Each line that holds the word "Mean" should be returned.

Recorded data
○ ○ ○ ○ ○ ○ ○

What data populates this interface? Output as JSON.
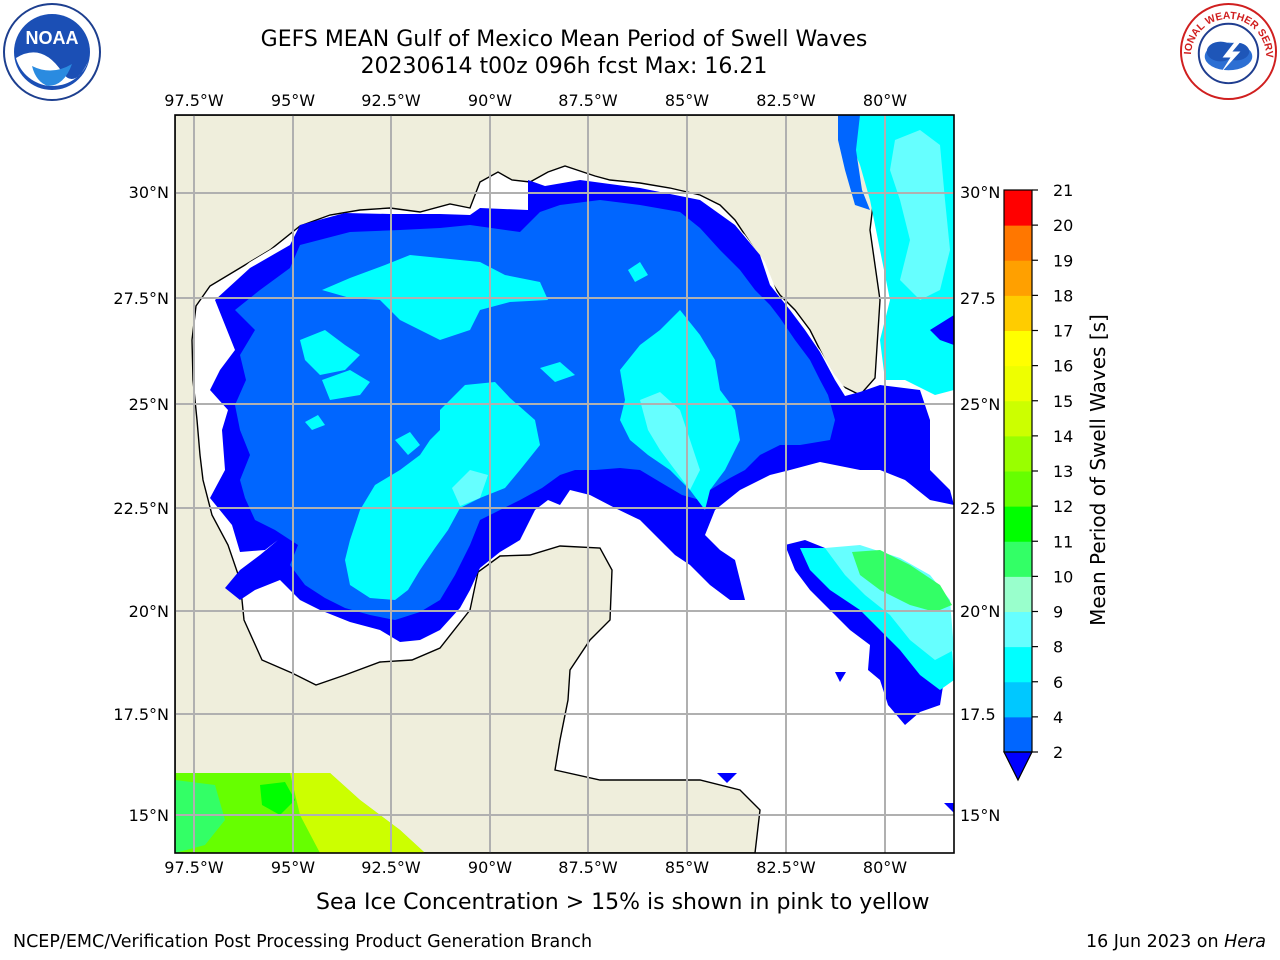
{
  "header": {
    "title": "GEFS MEAN Gulf of Mexico Mean Period of Swell Waves",
    "subtitle": "20230614 t00z 096h fcst   Max: 16.21"
  },
  "logos": {
    "noaa": "NOAA",
    "nws_text": "NATIONAL WEATHER SERVICE"
  },
  "map": {
    "lon_labels": [
      "97.5°W",
      "95°W",
      "92.5°W",
      "90°W",
      "87.5°W",
      "85°W",
      "82.5°W",
      "80°W"
    ],
    "lat_labels_left": [
      "30°N",
      "27.5°N",
      "25°N",
      "22.5°N",
      "20°N",
      "17.5°N",
      "15°N"
    ],
    "lat_labels_right": [
      "30°N",
      "27.5",
      "25°N",
      "22.5",
      "20°N",
      "17.5",
      "15°N"
    ],
    "colors": {
      "land": "#efeedc",
      "ocean_nodata": "#ffffff",
      "grid": "#b0b0b0"
    }
  },
  "colorbar": {
    "label": "Mean Period of Swell Waves [s]",
    "ticks": [
      "2",
      "4",
      "6",
      "8",
      "9",
      "10",
      "11",
      "12",
      "13",
      "14",
      "15",
      "16",
      "17",
      "18",
      "19",
      "20",
      "21"
    ],
    "colors": [
      "#0066ff",
      "#00c8ff",
      "#00ffff",
      "#66ffff",
      "#99ffcc",
      "#33ff66",
      "#00ff00",
      "#66ff00",
      "#99ff00",
      "#ccff00",
      "#eeff00",
      "#ffff00",
      "#ffcc00",
      "#ffa000",
      "#ff7700",
      "#ff4400",
      "#ff0000"
    ],
    "extend_color": "#0000ff"
  },
  "footer": {
    "note": "Sea Ice Concentration > 15% is shown in pink to yellow",
    "org": "NCEP/EMC/Verification Post Processing Product Generation Branch",
    "date": "16 Jun 2023 on ",
    "host": "Hera"
  }
}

○ ○ ○ ○ ○ ○ ○

RESULT BELOW
    "title": "GEFS MEAN Gulf of Mexico Mean Period of Swell Waves",
    "label": "Mean Period of Swell Waves [s]",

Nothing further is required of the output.